-- Start Supplied entries --

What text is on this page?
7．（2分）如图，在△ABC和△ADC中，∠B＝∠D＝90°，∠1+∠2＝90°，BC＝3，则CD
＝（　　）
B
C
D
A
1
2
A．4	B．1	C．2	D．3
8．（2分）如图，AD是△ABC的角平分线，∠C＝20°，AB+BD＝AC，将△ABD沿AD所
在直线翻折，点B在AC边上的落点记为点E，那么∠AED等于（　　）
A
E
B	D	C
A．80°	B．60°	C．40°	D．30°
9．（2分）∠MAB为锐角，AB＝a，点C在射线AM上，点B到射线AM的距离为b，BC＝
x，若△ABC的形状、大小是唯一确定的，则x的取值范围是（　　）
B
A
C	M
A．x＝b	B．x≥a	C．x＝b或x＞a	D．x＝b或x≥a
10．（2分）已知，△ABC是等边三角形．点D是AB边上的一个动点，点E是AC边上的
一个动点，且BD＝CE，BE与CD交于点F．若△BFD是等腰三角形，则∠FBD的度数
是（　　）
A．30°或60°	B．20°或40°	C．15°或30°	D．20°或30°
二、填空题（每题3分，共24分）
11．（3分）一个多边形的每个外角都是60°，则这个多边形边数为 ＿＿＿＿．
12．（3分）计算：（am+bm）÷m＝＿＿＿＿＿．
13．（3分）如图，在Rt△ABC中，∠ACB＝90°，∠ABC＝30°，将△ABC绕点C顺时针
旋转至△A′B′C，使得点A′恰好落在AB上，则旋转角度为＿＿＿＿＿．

-- End Supplied entries --

◆ **Brief**:
Output every line above without altering anything.

◆ **Result of the task**:
What text is on this page?
7．（2分）如图，在△ABC和△ADC中，∠B＝∠D＝90°，∠1+∠2＝90°，BC＝3，则CD
＝（　　）
B
C
D
A
1
2
A．4	B．1	C．2	D．3
8．（2分）如图，AD是△ABC的角平分线，∠C＝20°，AB+BD＝AC，将△ABD沿AD所
在直线翻折，点B在AC边上的落点记为点E，那么∠AED等于（　　）
A
E
B	D	C
A．80°	B．60°	C．40°	D．30°
9．（2分）∠MAB为锐角，AB＝a，点C在射线AM上，点B到射线AM的距离为b，BC＝
x，若△ABC的形状、大小是唯一确定的，则x的取值范围是（　　）
B
A
C	M
A．x＝b	B．x≥a	C．x＝b或x＞a	D．x＝b或x≥a
10．（2分）已知，△ABC是等边三角形．点D是AB边上的一个动点，点E是AC边上的
一个动点，且BD＝CE，BE与CD交于点F．若△BFD是等腰三角形，则∠FBD的度数
是（　　）
A．30°或60°	B．20°或40°	C．15°或30°	D．20°或30°
二、填空题（每题3分，共24分）
11．（3分）一个多边形的每个外角都是60°，则这个多边形边数为 ＿＿＿＿．
12．（3分）计算：（am+bm）÷m＝＿＿＿＿＿．
13．（3分）如图，在Rt△ABC中，∠ACB＝90°，∠ABC＝30°，将△ABC绕点C顺时针
旋转至△A′B′C，使得点A′恰好落在AB上，则旋转角度为＿＿＿＿＿．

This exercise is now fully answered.